--- BEGIN The data ---

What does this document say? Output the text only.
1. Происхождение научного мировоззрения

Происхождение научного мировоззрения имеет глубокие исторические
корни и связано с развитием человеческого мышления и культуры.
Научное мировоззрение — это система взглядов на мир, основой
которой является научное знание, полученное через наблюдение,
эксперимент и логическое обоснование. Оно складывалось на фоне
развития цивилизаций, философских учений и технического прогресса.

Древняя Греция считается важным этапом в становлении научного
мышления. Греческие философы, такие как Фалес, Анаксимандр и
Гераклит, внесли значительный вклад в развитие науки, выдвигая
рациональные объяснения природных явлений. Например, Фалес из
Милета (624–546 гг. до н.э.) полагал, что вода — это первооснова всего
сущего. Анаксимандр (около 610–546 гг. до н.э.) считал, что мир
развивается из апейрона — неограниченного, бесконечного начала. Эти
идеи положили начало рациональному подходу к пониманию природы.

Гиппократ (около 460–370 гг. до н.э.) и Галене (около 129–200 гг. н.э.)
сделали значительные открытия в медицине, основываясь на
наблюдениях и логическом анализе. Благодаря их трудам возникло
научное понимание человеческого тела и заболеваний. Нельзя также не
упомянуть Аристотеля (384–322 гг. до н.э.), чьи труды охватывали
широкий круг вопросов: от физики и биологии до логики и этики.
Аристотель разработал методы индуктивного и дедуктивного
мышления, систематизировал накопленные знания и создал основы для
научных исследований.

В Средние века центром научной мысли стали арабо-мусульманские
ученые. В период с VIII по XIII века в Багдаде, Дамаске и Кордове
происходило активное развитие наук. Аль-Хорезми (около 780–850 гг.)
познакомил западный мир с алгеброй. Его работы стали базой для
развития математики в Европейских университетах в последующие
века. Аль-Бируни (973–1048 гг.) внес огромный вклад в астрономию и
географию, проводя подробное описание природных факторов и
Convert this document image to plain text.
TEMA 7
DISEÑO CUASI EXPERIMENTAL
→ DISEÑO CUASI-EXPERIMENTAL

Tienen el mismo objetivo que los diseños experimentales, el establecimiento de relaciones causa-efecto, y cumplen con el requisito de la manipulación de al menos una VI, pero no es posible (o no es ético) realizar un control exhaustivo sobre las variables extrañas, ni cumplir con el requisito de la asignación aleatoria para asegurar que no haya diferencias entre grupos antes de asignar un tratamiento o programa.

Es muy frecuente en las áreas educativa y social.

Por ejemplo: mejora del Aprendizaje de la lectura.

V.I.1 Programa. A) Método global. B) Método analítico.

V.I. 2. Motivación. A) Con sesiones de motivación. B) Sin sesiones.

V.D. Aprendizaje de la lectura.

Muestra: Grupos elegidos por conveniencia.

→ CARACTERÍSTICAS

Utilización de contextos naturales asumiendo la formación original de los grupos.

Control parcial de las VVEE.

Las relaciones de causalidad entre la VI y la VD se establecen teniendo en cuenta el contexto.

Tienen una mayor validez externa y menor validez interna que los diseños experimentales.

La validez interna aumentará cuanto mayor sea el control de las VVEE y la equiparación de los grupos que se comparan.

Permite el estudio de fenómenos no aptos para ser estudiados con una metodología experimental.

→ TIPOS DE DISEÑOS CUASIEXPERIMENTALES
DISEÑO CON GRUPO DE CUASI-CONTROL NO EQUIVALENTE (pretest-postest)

--- END The data ---

Copy out each line in the preceding records that contains "человеческого".

корни и связано с развитием человеческого мышления и культуры.
научное понимание человеческого тела и заболеваний. Нельзя также не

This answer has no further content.